WHAT IS REQUIRED
The reply should consist of the full listing, written out exactly.

SOURCE DATA
# # # # #

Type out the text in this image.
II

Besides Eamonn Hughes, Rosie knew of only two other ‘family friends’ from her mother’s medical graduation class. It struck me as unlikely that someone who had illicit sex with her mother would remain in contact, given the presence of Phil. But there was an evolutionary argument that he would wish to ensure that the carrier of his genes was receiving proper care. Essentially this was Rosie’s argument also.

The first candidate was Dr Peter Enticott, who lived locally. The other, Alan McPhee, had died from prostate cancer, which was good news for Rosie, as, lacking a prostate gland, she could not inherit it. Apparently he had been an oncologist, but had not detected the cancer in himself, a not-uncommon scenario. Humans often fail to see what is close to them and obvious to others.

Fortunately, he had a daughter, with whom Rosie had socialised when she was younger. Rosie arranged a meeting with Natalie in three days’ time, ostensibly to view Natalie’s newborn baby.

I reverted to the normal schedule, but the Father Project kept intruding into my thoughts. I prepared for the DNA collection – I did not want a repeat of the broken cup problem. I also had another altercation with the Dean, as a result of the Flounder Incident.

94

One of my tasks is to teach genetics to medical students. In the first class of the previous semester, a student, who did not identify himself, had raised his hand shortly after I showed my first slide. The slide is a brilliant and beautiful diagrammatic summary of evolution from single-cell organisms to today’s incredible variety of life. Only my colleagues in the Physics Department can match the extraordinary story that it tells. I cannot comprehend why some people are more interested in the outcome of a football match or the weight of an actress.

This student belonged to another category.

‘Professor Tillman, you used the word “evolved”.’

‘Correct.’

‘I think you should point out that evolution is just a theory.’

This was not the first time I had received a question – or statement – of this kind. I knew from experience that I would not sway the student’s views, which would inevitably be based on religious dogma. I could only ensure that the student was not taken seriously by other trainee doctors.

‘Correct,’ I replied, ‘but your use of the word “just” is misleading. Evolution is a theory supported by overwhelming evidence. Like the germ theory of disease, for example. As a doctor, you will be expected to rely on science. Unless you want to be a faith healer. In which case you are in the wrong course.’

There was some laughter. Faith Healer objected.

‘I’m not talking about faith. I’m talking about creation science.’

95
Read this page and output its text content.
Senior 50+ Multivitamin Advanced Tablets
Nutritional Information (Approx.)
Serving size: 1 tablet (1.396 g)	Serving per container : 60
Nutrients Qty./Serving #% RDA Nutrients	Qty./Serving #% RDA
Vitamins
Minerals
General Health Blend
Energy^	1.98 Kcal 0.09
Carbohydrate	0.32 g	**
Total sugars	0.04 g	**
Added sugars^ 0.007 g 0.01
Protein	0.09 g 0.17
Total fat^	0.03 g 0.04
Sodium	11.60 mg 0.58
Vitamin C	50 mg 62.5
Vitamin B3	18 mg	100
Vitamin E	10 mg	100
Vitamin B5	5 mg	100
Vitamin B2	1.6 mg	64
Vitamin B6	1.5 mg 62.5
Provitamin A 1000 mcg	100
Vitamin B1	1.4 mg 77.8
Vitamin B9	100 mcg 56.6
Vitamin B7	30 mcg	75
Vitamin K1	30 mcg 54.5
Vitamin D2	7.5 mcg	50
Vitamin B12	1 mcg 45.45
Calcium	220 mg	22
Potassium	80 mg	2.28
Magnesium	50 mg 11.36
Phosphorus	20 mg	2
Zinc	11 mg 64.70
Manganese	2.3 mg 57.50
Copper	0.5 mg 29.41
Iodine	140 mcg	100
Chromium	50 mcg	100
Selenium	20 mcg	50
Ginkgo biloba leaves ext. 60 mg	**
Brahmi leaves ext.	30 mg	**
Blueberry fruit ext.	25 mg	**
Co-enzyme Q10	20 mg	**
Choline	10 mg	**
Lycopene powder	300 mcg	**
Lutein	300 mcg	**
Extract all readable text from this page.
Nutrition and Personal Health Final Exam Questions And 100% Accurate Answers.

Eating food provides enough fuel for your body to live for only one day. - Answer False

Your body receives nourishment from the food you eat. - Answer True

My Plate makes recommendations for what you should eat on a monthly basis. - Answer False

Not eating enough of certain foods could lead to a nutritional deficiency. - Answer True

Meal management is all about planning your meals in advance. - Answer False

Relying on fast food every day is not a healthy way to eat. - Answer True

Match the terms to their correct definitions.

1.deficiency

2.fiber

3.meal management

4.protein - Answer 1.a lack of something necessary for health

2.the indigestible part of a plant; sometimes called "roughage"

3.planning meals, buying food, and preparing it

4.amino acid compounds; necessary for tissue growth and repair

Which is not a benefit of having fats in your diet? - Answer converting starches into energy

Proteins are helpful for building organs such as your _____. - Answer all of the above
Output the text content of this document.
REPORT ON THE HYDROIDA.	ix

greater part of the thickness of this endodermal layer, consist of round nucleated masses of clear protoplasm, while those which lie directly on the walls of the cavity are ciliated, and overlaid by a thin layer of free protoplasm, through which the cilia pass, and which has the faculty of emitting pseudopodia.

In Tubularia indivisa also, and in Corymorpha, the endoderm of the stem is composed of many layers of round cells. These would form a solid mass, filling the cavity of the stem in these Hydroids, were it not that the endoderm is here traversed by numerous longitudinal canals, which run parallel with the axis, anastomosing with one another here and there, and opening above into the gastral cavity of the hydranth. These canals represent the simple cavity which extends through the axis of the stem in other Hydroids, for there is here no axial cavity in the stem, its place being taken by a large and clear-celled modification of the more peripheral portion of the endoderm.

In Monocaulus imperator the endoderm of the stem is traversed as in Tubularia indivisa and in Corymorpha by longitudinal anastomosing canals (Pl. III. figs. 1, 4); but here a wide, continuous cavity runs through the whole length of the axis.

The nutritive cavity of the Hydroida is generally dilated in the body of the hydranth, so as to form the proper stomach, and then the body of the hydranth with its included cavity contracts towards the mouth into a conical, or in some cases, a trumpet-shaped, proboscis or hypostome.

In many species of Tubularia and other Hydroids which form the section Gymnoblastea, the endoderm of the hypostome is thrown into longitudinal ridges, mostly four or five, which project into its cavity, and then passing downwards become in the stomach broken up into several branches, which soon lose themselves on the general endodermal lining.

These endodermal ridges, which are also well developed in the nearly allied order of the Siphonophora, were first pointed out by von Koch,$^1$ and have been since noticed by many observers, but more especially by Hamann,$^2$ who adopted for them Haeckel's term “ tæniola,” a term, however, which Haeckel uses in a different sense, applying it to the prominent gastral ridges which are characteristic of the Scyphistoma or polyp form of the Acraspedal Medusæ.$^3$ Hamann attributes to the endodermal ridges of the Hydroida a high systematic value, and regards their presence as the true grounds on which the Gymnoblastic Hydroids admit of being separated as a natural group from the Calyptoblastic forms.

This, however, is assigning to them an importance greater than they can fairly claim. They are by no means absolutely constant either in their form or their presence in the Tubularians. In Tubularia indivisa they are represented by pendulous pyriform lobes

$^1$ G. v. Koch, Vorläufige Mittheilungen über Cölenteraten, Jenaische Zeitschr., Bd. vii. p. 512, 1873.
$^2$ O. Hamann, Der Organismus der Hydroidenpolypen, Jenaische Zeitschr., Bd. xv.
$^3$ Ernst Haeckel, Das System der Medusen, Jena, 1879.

# # # # #

RESPONSE AREA
Type out the text in this image.
II

Besides Eamonn Hughes, Rosie knew of only two other ‘family friends’ from her mother’s medical graduation class. It struck me as unlikely that someone who had illicit sex with her mother would remain in contact, given the presence of Phil. But there was an evolutionary argument that he would wish to ensure that the carrier of his genes was receiving proper care. Essentially this was Rosie’s argument also.

The first candidate was Dr Peter Enticott, who lived locally. The other, Alan McPhee, had died from prostate cancer, which was good news for Rosie, as, lacking a prostate gland, she could not inherit it. Apparently he had been an oncologist, but had not detected the cancer in himself, a not-uncommon scenario. Humans often fail to see what is close to them and obvious to others.

Fortunately, he had a daughter, with whom Rosie had socialised when she was younger. Rosie arranged a meeting with Natalie in three days’ time, ostensibly to view Natalie’s newborn baby.

I reverted to the normal schedule, but the Father Project kept intruding into my thoughts. I prepared for the DNA collection – I did not want a repeat of the broken cup problem. I also had another altercation with the Dean, as a result of the Flounder Incident.

94

One of my tasks is to teach genetics to medical students. In the first class of the previous semester, a student, who did not identify himself, had raised his hand shortly after I showed my first slide. The slide is a brilliant and beautiful diagrammatic summary of evolution from single-cell organisms to today’s incredible variety of life. Only my colleagues in the Physics Department can match the extraordinary story that it tells. I cannot comprehend why some people are more interested in the outcome of a football match or the weight of an actress.

This student belonged to another category.

‘Professor Tillman, you used the word “evolved”.’

‘Correct.’

‘I think you should point out that evolution is just a theory.’

This was not the first time I had received a question – or statement – of this kind. I knew from experience that I would not sway the student’s views, which would inevitably be based on religious dogma. I could only ensure that the student was not taken seriously by other trainee doctors.

‘Correct,’ I replied, ‘but your use of the word “just” is misleading. Evolution is a theory supported by overwhelming evidence. Like the germ theory of disease, for example. As a doctor, you will be expected to rely on science. Unless you want to be a faith healer. In which case you are in the wrong course.’

There was some laughter. Faith Healer objected.

‘I’m not talking about faith. I’m talking about creation science.’

95
Read this page and output its text content.
Senior 50+ Multivitamin Advanced Tablets
Nutritional Information (Approx.)
Serving size: 1 tablet (1.396 g)	Serving per container : 60
Nutrients Qty./Serving #% RDA Nutrients	Qty./Serving #% RDA
Vitamins
Minerals
General Health Blend
Energy^	1.98 Kcal 0.09
Carbohydrate	0.32 g	**
Total sugars	0.04 g	**
Added sugars^ 0.007 g 0.01
Protein	0.09 g 0.17
Total fat^	0.03 g 0.04
Sodium	11.60 mg 0.58
Vitamin C	50 mg 62.5
Vitamin B3	18 mg	100
Vitamin E	10 mg	100
Vitamin B5	5 mg	100
Vitamin B2	1.6 mg	64
Vitamin B6	1.5 mg 62.5
Provitamin A 1000 mcg	100
Vitamin B1	1.4 mg 77.8
Vitamin B9	100 mcg 56.6
Vitamin B7	30 mcg	75
Vitamin K1	30 mcg 54.5
Vitamin D2	7.5 mcg	50
Vitamin B12	1 mcg 45.45
Calcium	220 mg	22
Potassium	80 mg	2.28
Magnesium	50 mg 11.36
Phosphorus	20 mg	2
Zinc	11 mg 64.70
Manganese	2.3 mg 57.50
Copper	0.5 mg 29.41
Iodine	140 mcg	100
Chromium	50 mcg	100
Selenium	20 mcg	50
Ginkgo biloba leaves ext. 60 mg	**
Brahmi leaves ext.	30 mg	**
Blueberry fruit ext.	25 mg	**
Co-enzyme Q10	20 mg	**
Choline	10 mg	**
Lycopene powder	300 mcg	**
Lutein	300 mcg	**
Extract all readable text from this page.
Nutrition and Personal Health Final Exam Questions And 100% Accurate Answers.

Eating food provides enough fuel for your body to live for only one day. - Answer False

Your body receives nourishment from the food you eat. - Answer True

My Plate makes recommendations for what you should eat on a monthly basis. - Answer False

Not eating enough of certain foods could lead to a nutritional deficiency. - Answer True

Meal management is all about planning your meals in advance. - Answer False

Relying on fast food every day is not a healthy way to eat. - Answer True

Match the terms to their correct definitions.

1.deficiency

2.fiber

3.meal management

4.protein - Answer 1.a lack of something necessary for health

2.the indigestible part of a plant; sometimes called "roughage"

3.planning meals, buying food, and preparing it

4.amino acid compounds; necessary for tissue growth and repair

Which is not a benefit of having fats in your diet? - Answer converting starches into energy

Proteins are helpful for building organs such as your _____. - Answer all of the above
Output the text content of this document.
REPORT ON THE HYDROIDA.	ix

greater part of the thickness of this endodermal layer, consist of round nucleated masses of clear protoplasm, while those which lie directly on the walls of the cavity are ciliated, and overlaid by a thin layer of free protoplasm, through which the cilia pass, and which has the faculty of emitting pseudopodia.

In Tubularia indivisa also, and in Corymorpha, the endoderm of the stem is composed of many layers of round cells. These would form a solid mass, filling the cavity of the stem in these Hydroids, were it not that the endoderm is here traversed by numerous longitudinal canals, which run parallel with the axis, anastomosing with one another here and there, and opening above into the gastral cavity of the hydranth. These canals represent the simple cavity which extends through the axis of the stem in other Hydroids, for there is here no axial cavity in the stem, its place being taken by a large and clear-celled modification of the more peripheral portion of the endoderm.

In Monocaulus imperator the endoderm of the stem is traversed as in Tubularia indivisa and in Corymorpha by longitudinal anastomosing canals (Pl. III. figs. 1, 4); but here a wide, continuous cavity runs through the whole length of the axis.

The nutritive cavity of the Hydroida is generally dilated in the body of the hydranth, so as to form the proper stomach, and then the body of the hydranth with its included cavity contracts towards the mouth into a conical, or in some cases, a trumpet-shaped, proboscis or hypostome.

In many species of Tubularia and other Hydroids which form the section Gymnoblastea, the endoderm of the hypostome is thrown into longitudinal ridges, mostly four or five, which project into its cavity, and then passing downwards become in the stomach broken up into several branches, which soon lose themselves on the general endodermal lining.

These endodermal ridges, which are also well developed in the nearly allied order of the Siphonophora, were first pointed out by von Koch,$^1$ and have been since noticed by many observers, but more especially by Hamann,$^2$ who adopted for them Haeckel's term “ tæniola,” a term, however, which Haeckel uses in a different sense, applying it to the prominent gastral ridges which are characteristic of the Scyphistoma or polyp form of the Acraspedal Medusæ.$^3$ Hamann attributes to the endodermal ridges of the Hydroida a high systematic value, and regards their presence as the true grounds on which the Gymnoblastic Hydroids admit of being separated as a natural group from the Calyptoblastic forms.

This, however, is assigning to them an importance greater than they can fairly claim. They are by no means absolutely constant either in their form or their presence in the Tubularians. In Tubularia indivisa they are represented by pendulous pyriform lobes

$^1$ G. v. Koch, Vorläufige Mittheilungen über Cölenteraten, Jenaische Zeitschr., Bd. vii. p. 512, 1873.
$^2$ O. Hamann, Der Organismus der Hydroidenpolypen, Jenaische Zeitschr., Bd. xv.
$^3$ Ernst Haeckel, Das System der Medusen, Jena, 1879.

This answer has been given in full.